WHAT IS NEEDED: Transcribe the entries below exactly.

[Items from a dataset]

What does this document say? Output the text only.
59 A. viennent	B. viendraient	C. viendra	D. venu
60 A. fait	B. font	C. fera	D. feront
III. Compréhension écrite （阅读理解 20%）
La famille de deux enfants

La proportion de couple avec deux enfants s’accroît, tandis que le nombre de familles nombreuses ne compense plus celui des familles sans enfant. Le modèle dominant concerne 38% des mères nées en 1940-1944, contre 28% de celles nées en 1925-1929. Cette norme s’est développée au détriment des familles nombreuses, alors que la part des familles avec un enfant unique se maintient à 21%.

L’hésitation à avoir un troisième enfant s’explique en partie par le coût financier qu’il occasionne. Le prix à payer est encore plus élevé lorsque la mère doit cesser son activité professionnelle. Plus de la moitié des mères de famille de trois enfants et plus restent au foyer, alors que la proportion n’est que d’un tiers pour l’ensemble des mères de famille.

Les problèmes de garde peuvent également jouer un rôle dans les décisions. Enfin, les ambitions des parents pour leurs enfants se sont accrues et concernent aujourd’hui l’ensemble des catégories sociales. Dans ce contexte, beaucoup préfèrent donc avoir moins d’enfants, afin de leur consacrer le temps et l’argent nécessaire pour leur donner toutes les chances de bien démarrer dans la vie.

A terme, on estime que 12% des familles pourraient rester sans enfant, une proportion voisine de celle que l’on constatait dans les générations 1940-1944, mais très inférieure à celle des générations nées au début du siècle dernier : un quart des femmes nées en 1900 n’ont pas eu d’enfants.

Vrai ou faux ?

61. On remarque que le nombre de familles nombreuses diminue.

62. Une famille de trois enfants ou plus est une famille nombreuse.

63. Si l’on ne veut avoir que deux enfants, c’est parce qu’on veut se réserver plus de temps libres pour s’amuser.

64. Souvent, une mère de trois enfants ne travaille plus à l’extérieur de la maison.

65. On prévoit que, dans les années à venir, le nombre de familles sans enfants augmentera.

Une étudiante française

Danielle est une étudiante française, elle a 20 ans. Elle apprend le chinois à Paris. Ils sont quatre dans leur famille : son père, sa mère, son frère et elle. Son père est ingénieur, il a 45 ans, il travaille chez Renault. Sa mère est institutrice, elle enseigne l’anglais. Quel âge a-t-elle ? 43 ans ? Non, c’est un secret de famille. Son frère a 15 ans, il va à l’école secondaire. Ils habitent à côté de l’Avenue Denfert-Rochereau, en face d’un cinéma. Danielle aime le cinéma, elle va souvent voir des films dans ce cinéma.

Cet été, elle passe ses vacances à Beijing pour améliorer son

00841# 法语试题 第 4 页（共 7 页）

WORKED SOLUTION:
What does this document say? Output the text only.
59 A. viennent	B. viendraient	C. viendra	D. venu
60 A. fait	B. font	C. fera	D. feront
III. Compréhension écrite （阅读理解 20%）
La famille de deux enfants

La proportion de couple avec deux enfants s’accroît, tandis que le nombre de familles nombreuses ne compense plus celui des familles sans enfant. Le modèle dominant concerne 38% des mères nées en 1940-1944, contre 28% de celles nées en 1925-1929. Cette norme s’est développée au détriment des familles nombreuses, alors que la part des familles avec un enfant unique se maintient à 21%.

L’hésitation à avoir un troisième enfant s’explique en partie par le coût financier qu’il occasionne. Le prix à payer est encore plus élevé lorsque la mère doit cesser son activité professionnelle. Plus de la moitié des mères de famille de trois enfants et plus restent au foyer, alors que la proportion n’est que d’un tiers pour l’ensemble des mères de famille.

Les problèmes de garde peuvent également jouer un rôle dans les décisions. Enfin, les ambitions des parents pour leurs enfants se sont accrues et concernent aujourd’hui l’ensemble des catégories sociales. Dans ce contexte, beaucoup préfèrent donc avoir moins d’enfants, afin de leur consacrer le temps et l’argent nécessaire pour leur donner toutes les chances de bien démarrer dans la vie.

A terme, on estime que 12% des familles pourraient rester sans enfant, une proportion voisine de celle que l’on constatait dans les générations 1940-1944, mais très inférieure à celle des générations nées au début du siècle dernier : un quart des femmes nées en 1900 n’ont pas eu d’enfants.

Vrai ou faux ?

61. On remarque que le nombre de familles nombreuses diminue.

62. Une famille de trois enfants ou plus est une famille nombreuse.

63. Si l’on ne veut avoir que deux enfants, c’est parce qu’on veut se réserver plus de temps libres pour s’amuser.

64. Souvent, une mère de trois enfants ne travaille plus à l’extérieur de la maison.

65. On prévoit que, dans les années à venir, le nombre de familles sans enfants augmentera.

Une étudiante française

Danielle est une étudiante française, elle a 20 ans. Elle apprend le chinois à Paris. Ils sont quatre dans leur famille : son père, sa mère, son frère et elle. Son père est ingénieur, il a 45 ans, il travaille chez Renault. Sa mère est institutrice, elle enseigne l’anglais. Quel âge a-t-elle ? 43 ans ? Non, c’est un secret de famille. Son frère a 15 ans, il va à l’école secondaire. Ils habitent à côté de l’Avenue Denfert-Rochereau, en face d’un cinéma. Danielle aime le cinéma, elle va souvent voir des films dans ce cinéma.

Cet été, elle passe ses vacances à Beijing pour améliorer son

00841# 法语试题 第 4 页（共 7 页）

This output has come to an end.